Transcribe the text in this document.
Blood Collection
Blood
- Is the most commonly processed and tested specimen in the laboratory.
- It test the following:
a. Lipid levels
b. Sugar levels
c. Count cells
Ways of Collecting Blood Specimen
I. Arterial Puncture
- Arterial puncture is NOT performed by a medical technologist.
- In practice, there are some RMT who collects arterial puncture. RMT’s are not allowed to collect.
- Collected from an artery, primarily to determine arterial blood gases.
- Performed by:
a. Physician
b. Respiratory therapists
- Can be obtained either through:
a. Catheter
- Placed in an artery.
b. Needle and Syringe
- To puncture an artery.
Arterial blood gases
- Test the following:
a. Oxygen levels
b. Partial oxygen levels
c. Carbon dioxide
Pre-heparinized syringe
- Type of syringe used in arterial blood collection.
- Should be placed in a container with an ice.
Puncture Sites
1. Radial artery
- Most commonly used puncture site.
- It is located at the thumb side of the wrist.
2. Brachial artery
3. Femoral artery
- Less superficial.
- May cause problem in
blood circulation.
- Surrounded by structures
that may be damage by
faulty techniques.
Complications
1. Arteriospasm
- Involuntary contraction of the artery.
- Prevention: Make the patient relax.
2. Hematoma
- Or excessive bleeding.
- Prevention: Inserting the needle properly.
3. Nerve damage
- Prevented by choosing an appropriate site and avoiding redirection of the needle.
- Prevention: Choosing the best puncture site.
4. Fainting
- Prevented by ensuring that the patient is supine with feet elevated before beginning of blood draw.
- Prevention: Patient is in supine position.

▶ **Task item**: Scan the entries above for the word "Prevention", then copy every line in which it occurs.

▶ **Result**:
- Prevention: Make the patient relax.
- Prevention: Inserting the needle properly.
- Prevention: Choosing the best puncture site.
- Prevention: Patient is in supine position.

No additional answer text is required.